(Saved entries)
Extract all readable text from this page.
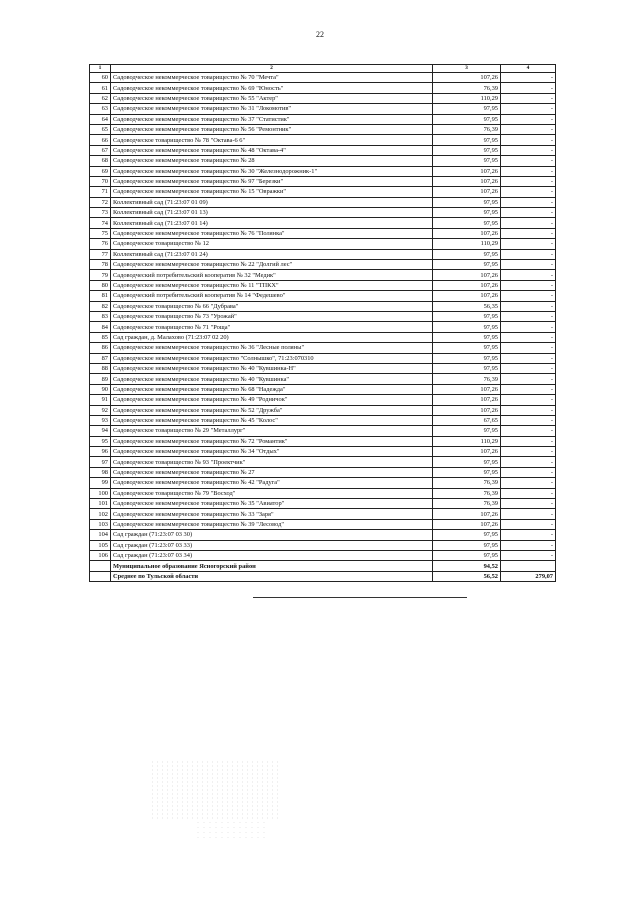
22
1	2	3	4
60	Садоводческое некоммерческое товарищество № 70 "Мечта"	107,26	-
61	Садоводческое некоммерческое товарищество № 69 "Юность"	76,39	-
62	Садоводческое некоммерческое товарищество № 55 "Актер"	110,29	-
63	Садоводческое некоммерческое товарищество № 31 "Локомотив"	97,95	-
64	Садоводческое некоммерческое товарищество № 37 "Статистик"	97,95	-
65	Садоводческое некоммерческое товарищество № 56 "Ремонтник"	76,39	-
66	Садоводческое товарищество № 78 "Октава-6 6"	97,95	-
67	Садоводческое некоммерческое товарищество № 48 "Октава-4"	97,95	-
68	Садоводческое некоммерческое товарищество № 28	97,95	-
69	Садоводческое некоммерческое товарищество № 30 "Железнодорожник-1"	107,26	-
70	Садоводческое некоммерческое товарищество № 97 "Березки"	107,26	-
71	Садоводческое некоммерческое товарищество № 15 "Овражки"	107,26	-
72	Коллективный сад (71:23:07 01 09)	97,95	-
73	Коллективный сад (71:23:07 01 13)	97,95	-
74	Коллективный сад (71:23:07 01 14)	97,95	-
75	Садоводческое некоммерческое товарищество № 76 "Полянка"	107,26	-
76	Садоводческое товарищество № 12	110,29	-
77	Коллективный сад (71:23:07 01 24)	97,95	-
78	Садоводческое некоммерческое товарищество № 22 "Долгий лес"	97,95	-
79	Садоводческий потребительский кооператив № 32 "Медик"	107,26	-
80	Садоводческое некоммерческое товарищество № 11 "ТПКХ"	107,26	-
81	Садоводческий потребительский кооператив № 14 "Федешево"	107,26	-
82	Садоводческое товарищество № 66 "Дубрава"	56,35	-
83	Садоводческое товарищество № 73 "Урожай"	97,95	-
84	Садоводческое товарищество № 71 "Роща"	97,95	-
85	Сад граждан, д. Малахово (71:23:07 02 20)	97,95	-
86	Садоводческое некоммерческое товарищество № 36 "Лесные поляны"	97,95	-
87	Садоводческое некоммерческое товарищество "Солнышко", 71:23:070310	97,95	-
88	Садоводческое некоммерческое товарищество № 40 "Кувшинка-Н"	97,95	-
89	Садоводческое некоммерческое товарищество № 40 "Кувшинка"	76,39	-
90	Садоводческое некоммерческое товарищество № 68 "Надежда"	107,26	-
91	Садоводческое некоммерческое товарищество № 49 "Родничок"	107,26	-
92	Садоводческое некоммерческое товарищество № 52 "Дружба"	107,26	-
93	Садоводческое некоммерческое товарищество № 45 "Колос"	67,65	-
94	Садоводческое товарищество № 29 "Металлург"	97,95	-
95	Садоводческое некоммерческое товарищество № 72 "Романтик"	110,29	-
96	Садоводческое некоммерческое товарищество № 34 "Отдых"	107,26	-
97	Садоводческое товарищество № 93 "Проектчик"	97,95	-
98	Садоводческое некоммерческое товарищество № 27	97,95	-
99	Садоводческое некоммерческое товарищество № 42 "Радуга"	76,39	-
100	Садоводческое товарищество № 79 "Восход"	76,39	-
101	Садоводческое некоммерческое товарищество № 35 "Авиатор"	76,39	-
102	Садоводческое некоммерческое товарищество № 33 "Заря"	107,26	-
103	Садоводческое некоммерческое товарищество № 39 "Лесовод"	107,26	-
104	Сад граждан (71:23:07 03 30)	97,95	-
105	Сад граждан (71:23:07 03 33)	97,95	-
106	Сад граждан (71:23:07 03 34)	97,95	-
	Муниципальное образование Ясногорский район	94,52	
	Среднее по Тульской области	56,52	279,07
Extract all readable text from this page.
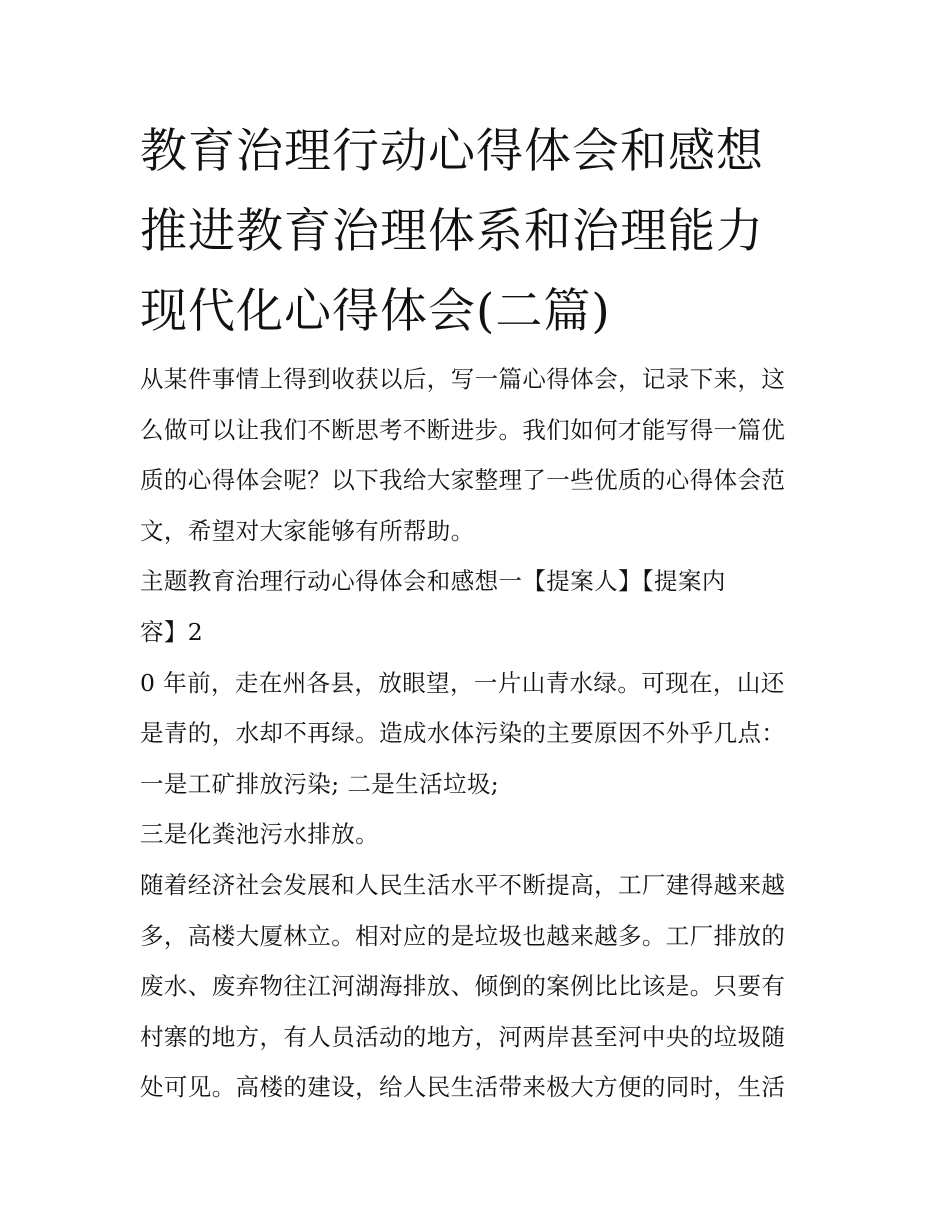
教育治理行动心得体会和感想
推进教育治理体系和治理能力
现代化心得体会(二篇)
从某件事情上得到收获以后，写一篇心得体会，记录下来，这
么做可以让我们不断思考不断进步。我们如何才能写得一篇优
质的心得体会呢？以下我给大家整理了一些优质的心得体会范
文，希望对大家能够有所帮助。
主题教育治理行动心得体会和感想一【提案人】【提案内
容】2
0 年前，走在州各县，放眼望，一片山青水绿。可现在，山还
是青的，水却不再绿。造成水体污染的主要原因不外乎几点：
一是工矿排放污染; 二是生活垃圾;
三是化粪池污水排放。
随着经济社会发展和人民生活水平不断提高，工厂建得越来越
多，高楼大厦林立。相对应的是垃圾也越来越多。工厂排放的
废水、废弃物往江河湖海排放、倾倒的案例比比该是。只要有
村寨的地方，有人员活动的地方，河两岸甚至河中央的垃圾随
处可见。高楼的建设，给人民生活带来极大方便的同时，生活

WORK REQUIRED | Print all of the records shown above exactly, leaving out each picture.

WRITTEN ANSWER |
Extract all readable text from this page.
22
1	2	3	4
60	Садоводческое некоммерческое товарищество № 70 "Мечта"	107,26	-
61	Садоводческое некоммерческое товарищество № 69 "Юность"	76,39	-
62	Садоводческое некоммерческое товарищество № 55 "Актер"	110,29	-
63	Садоводческое некоммерческое товарищество № 31 "Локомотив"	97,95	-
64	Садоводческое некоммерческое товарищество № 37 "Статистик"	97,95	-
65	Садоводческое некоммерческое товарищество № 56 "Ремонтник"	76,39	-
66	Садоводческое товарищество № 78 "Октава-6 6"	97,95	-
67	Садоводческое некоммерческое товарищество № 48 "Октава-4"	97,95	-
68	Садоводческое некоммерческое товарищество № 28	97,95	-
69	Садоводческое некоммерческое товарищество № 30 "Железнодорожник-1"	107,26	-
70	Садоводческое некоммерческое товарищество № 97 "Березки"	107,26	-
71	Садоводческое некоммерческое товарищество № 15 "Овражки"	107,26	-
72	Коллективный сад (71:23:07 01 09)	97,95	-
73	Коллективный сад (71:23:07 01 13)	97,95	-
74	Коллективный сад (71:23:07 01 14)	97,95	-
75	Садоводческое некоммерческое товарищество № 76 "Полянка"	107,26	-
76	Садоводческое товарищество № 12	110,29	-
77	Коллективный сад (71:23:07 01 24)	97,95	-
78	Садоводческое некоммерческое товарищество № 22 "Долгий лес"	97,95	-
79	Садоводческий потребительский кооператив № 32 "Медик"	107,26	-
80	Садоводческое некоммерческое товарищество № 11 "ТПКХ"	107,26	-
81	Садоводческий потребительский кооператив № 14 "Федешево"	107,26	-
82	Садоводческое товарищество № 66 "Дубрава"	56,35	-
83	Садоводческое товарищество № 73 "Урожай"	97,95	-
84	Садоводческое товарищество № 71 "Роща"	97,95	-
85	Сад граждан, д. Малахово (71:23:07 02 20)	97,95	-
86	Садоводческое некоммерческое товарищество № 36 "Лесные поляны"	97,95	-
87	Садоводческое некоммерческое товарищество "Солнышко", 71:23:070310	97,95	-
88	Садоводческое некоммерческое товарищество № 40 "Кувшинка-Н"	97,95	-
89	Садоводческое некоммерческое товарищество № 40 "Кувшинка"	76,39	-
90	Садоводческое некоммерческое товарищество № 68 "Надежда"	107,26	-
91	Садоводческое некоммерческое товарищество № 49 "Родничок"	107,26	-
92	Садоводческое некоммерческое товарищество № 52 "Дружба"	107,26	-
93	Садоводческое некоммерческое товарищество № 45 "Колос"	67,65	-
94	Садоводческое товарищество № 29 "Металлург"	97,95	-
95	Садоводческое некоммерческое товарищество № 72 "Романтик"	110,29	-
96	Садоводческое некоммерческое товарищество № 34 "Отдых"	107,26	-
97	Садоводческое товарищество № 93 "Проектчик"	97,95	-
98	Садоводческое некоммерческое товарищество № 27	97,95	-
99	Садоводческое некоммерческое товарищество № 42 "Радуга"	76,39	-
100	Садоводческое товарищество № 79 "Восход"	76,39	-
101	Садоводческое некоммерческое товарищество № 35 "Авиатор"	76,39	-
102	Садоводческое некоммерческое товарищество № 33 "Заря"	107,26	-
103	Садоводческое некоммерческое товарищество № 39 "Лесовод"	107,26	-
104	Сад граждан (71:23:07 03 30)	97,95	-
105	Сад граждан (71:23:07 03 33)	97,95	-
106	Сад граждан (71:23:07 03 34)	97,95	-
	Муниципальное образование Ясногорский район	94,52	
	Среднее по Тульской области	56,52	279,07
Extract all readable text from this page.
教育治理行动心得体会和感想
推进教育治理体系和治理能力
现代化心得体会(二篇)
从某件事情上得到收获以后，写一篇心得体会，记录下来，这
么做可以让我们不断思考不断进步。我们如何才能写得一篇优
质的心得体会呢？以下我给大家整理了一些优质的心得体会范
文，希望对大家能够有所帮助。
主题教育治理行动心得体会和感想一【提案人】【提案内
容】2
0 年前，走在州各县，放眼望，一片山青水绿。可现在，山还
是青的，水却不再绿。造成水体污染的主要原因不外乎几点：
一是工矿排放污染; 二是生活垃圾;
三是化粪池污水排放。
随着经济社会发展和人民生活水平不断提高，工厂建得越来越
多，高楼大厦林立。相对应的是垃圾也越来越多。工厂排放的
废水、废弃物往江河湖海排放、倾倒的案例比比该是。只要有
村寨的地方，有人员活动的地方，河两岸甚至河中央的垃圾随
处可见。高楼的建设，给人民生活带来极大方便的同时，生活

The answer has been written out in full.